Required task. Output all lines exactly.

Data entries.
=-=-=
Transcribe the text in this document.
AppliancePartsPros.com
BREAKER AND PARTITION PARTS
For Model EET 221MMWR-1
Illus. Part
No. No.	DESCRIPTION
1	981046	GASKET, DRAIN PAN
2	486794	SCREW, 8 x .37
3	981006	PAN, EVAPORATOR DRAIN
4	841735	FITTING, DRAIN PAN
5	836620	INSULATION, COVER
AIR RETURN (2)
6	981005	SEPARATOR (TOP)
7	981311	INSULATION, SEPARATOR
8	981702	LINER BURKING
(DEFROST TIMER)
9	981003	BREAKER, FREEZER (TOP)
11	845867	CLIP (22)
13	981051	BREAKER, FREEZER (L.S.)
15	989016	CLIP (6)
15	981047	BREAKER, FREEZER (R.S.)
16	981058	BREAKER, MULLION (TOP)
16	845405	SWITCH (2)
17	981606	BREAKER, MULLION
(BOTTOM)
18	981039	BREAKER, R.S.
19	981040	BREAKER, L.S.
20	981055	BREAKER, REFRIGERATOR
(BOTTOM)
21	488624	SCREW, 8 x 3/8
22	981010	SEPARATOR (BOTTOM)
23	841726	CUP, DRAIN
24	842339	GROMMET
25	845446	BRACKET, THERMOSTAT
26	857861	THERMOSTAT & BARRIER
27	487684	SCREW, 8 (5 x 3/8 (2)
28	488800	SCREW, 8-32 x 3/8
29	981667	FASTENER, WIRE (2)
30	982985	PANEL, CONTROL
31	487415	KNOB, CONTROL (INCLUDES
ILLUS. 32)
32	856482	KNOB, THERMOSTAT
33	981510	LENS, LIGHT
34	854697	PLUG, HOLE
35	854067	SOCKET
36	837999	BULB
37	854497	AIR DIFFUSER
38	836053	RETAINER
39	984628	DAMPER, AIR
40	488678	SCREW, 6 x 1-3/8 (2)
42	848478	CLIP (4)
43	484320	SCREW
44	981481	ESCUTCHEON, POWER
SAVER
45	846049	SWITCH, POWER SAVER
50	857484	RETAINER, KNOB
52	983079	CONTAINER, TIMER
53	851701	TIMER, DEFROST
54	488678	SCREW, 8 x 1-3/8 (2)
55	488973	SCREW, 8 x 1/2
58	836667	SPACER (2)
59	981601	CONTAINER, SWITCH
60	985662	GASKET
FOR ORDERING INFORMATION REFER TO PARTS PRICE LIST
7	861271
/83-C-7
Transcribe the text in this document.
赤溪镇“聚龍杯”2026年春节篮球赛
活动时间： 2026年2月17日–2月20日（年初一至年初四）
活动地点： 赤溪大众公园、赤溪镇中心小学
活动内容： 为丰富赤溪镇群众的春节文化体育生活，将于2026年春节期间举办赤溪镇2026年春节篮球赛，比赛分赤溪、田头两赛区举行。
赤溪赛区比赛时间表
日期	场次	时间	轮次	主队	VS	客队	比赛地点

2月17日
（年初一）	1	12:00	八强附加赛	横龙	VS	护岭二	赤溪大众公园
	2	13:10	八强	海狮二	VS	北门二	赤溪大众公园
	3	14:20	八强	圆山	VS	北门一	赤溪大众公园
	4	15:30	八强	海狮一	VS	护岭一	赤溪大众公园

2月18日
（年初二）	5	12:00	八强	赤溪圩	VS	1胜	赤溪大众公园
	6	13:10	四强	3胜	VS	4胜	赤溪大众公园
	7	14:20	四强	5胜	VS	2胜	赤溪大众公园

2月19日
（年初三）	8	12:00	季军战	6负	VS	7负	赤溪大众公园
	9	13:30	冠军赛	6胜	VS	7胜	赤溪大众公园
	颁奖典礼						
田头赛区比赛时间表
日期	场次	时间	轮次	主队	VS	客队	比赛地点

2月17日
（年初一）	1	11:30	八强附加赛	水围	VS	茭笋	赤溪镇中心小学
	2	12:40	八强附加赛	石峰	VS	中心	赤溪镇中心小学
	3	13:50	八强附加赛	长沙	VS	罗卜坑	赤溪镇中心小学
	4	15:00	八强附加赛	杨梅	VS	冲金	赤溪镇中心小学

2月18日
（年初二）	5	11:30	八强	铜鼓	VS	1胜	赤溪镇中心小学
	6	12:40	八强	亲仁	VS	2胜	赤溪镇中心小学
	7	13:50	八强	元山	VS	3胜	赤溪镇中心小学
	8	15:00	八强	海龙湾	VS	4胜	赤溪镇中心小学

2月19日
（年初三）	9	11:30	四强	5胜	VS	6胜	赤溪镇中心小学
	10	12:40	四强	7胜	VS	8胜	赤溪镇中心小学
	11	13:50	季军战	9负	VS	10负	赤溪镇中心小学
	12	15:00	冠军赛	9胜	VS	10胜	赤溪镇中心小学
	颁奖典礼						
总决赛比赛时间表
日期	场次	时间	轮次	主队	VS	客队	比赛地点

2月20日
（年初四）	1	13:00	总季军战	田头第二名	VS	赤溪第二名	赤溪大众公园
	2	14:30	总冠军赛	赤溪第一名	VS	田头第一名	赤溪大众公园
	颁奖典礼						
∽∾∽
=-=-=
The answer.
Transcribe the text in this document.
AppliancePartsPros.com
BREAKER AND PARTITION PARTS
For Model EET 221MMWR-1
Illus. Part
No. No.	DESCRIPTION
1	981046	GASKET, DRAIN PAN
2	486794	SCREW, 8 x .37
3	981006	PAN, EVAPORATOR DRAIN
4	841735	FITTING, DRAIN PAN
5	836620	INSULATION, COVER
AIR RETURN (2)
6	981005	SEPARATOR (TOP)
7	981311	INSULATION, SEPARATOR
8	981702	LINER BURKING
(DEFROST TIMER)
9	981003	BREAKER, FREEZER (TOP)
11	845867	CLIP (22)
13	981051	BREAKER, FREEZER (L.S.)
15	989016	CLIP (6)
15	981047	BREAKER, FREEZER (R.S.)
16	981058	BREAKER, MULLION (TOP)
16	845405	SWITCH (2)
17	981606	BREAKER, MULLION
(BOTTOM)
18	981039	BREAKER, R.S.
19	981040	BREAKER, L.S.
20	981055	BREAKER, REFRIGERATOR
(BOTTOM)
21	488624	SCREW, 8 x 3/8
22	981010	SEPARATOR (BOTTOM)
23	841726	CUP, DRAIN
24	842339	GROMMET
25	845446	BRACKET, THERMOSTAT
26	857861	THERMOSTAT & BARRIER
27	487684	SCREW, 8 (5 x 3/8 (2)
28	488800	SCREW, 8-32 x 3/8
29	981667	FASTENER, WIRE (2)
30	982985	PANEL, CONTROL
31	487415	KNOB, CONTROL (INCLUDES
ILLUS. 32)
32	856482	KNOB, THERMOSTAT
33	981510	LENS, LIGHT
34	854697	PLUG, HOLE
35	854067	SOCKET
36	837999	BULB
37	854497	AIR DIFFUSER
38	836053	RETAINER
39	984628	DAMPER, AIR
40	488678	SCREW, 6 x 1-3/8 (2)
42	848478	CLIP (4)
43	484320	SCREW
44	981481	ESCUTCHEON, POWER
SAVER
45	846049	SWITCH, POWER SAVER
50	857484	RETAINER, KNOB
52	983079	CONTAINER, TIMER
53	851701	TIMER, DEFROST
54	488678	SCREW, 8 x 1-3/8 (2)
55	488973	SCREW, 8 x 1/2
58	836667	SPACER (2)
59	981601	CONTAINER, SWITCH
60	985662	GASKET
FOR ORDERING INFORMATION REFER TO PARTS PRICE LIST
7	861271
/83-C-7
Transcribe the text in this document.
赤溪镇“聚龍杯”2026年春节篮球赛
活动时间： 2026年2月17日–2月20日（年初一至年初四）
活动地点： 赤溪大众公园、赤溪镇中心小学
活动内容： 为丰富赤溪镇群众的春节文化体育生活，将于2026年春节期间举办赤溪镇2026年春节篮球赛，比赛分赤溪、田头两赛区举行。
赤溪赛区比赛时间表
日期	场次	时间	轮次	主队	VS	客队	比赛地点

2月17日
（年初一）	1	12:00	八强附加赛	横龙	VS	护岭二	赤溪大众公园
	2	13:10	八强	海狮二	VS	北门二	赤溪大众公园
	3	14:20	八强	圆山	VS	北门一	赤溪大众公园
	4	15:30	八强	海狮一	VS	护岭一	赤溪大众公园

2月18日
（年初二）	5	12:00	八强	赤溪圩	VS	1胜	赤溪大众公园
	6	13:10	四强	3胜	VS	4胜	赤溪大众公园
	7	14:20	四强	5胜	VS	2胜	赤溪大众公园

2月19日
（年初三）	8	12:00	季军战	6负	VS	7负	赤溪大众公园
	9	13:30	冠军赛	6胜	VS	7胜	赤溪大众公园
	颁奖典礼						
田头赛区比赛时间表
日期	场次	时间	轮次	主队	VS	客队	比赛地点

2月17日
（年初一）	1	11:30	八强附加赛	水围	VS	茭笋	赤溪镇中心小学
	2	12:40	八强附加赛	石峰	VS	中心	赤溪镇中心小学
	3	13:50	八强附加赛	长沙	VS	罗卜坑	赤溪镇中心小学
	4	15:00	八强附加赛	杨梅	VS	冲金	赤溪镇中心小学

2月18日
（年初二）	5	11:30	八强	铜鼓	VS	1胜	赤溪镇中心小学
	6	12:40	八强	亲仁	VS	2胜	赤溪镇中心小学
	7	13:50	八强	元山	VS	3胜	赤溪镇中心小学
	8	15:00	八强	海龙湾	VS	4胜	赤溪镇中心小学

2月19日
（年初三）	9	11:30	四强	5胜	VS	6胜	赤溪镇中心小学
	10	12:40	四强	7胜	VS	8胜	赤溪镇中心小学
	11	13:50	季军战	9负	VS	10负	赤溪镇中心小学
	12	15:00	冠军赛	9胜	VS	10胜	赤溪镇中心小学
	颁奖典礼						
总决赛比赛时间表
日期	场次	时间	轮次	主队	VS	客队	比赛地点

2月20日
（年初四）	1	13:00	总季军战	田头第二名	VS	赤溪第二名	赤溪大众公园
	2	14:30	总冠军赛	赤溪第一名	VS	田头第一名	赤溪大众公园
	颁奖典礼						
∽∾∽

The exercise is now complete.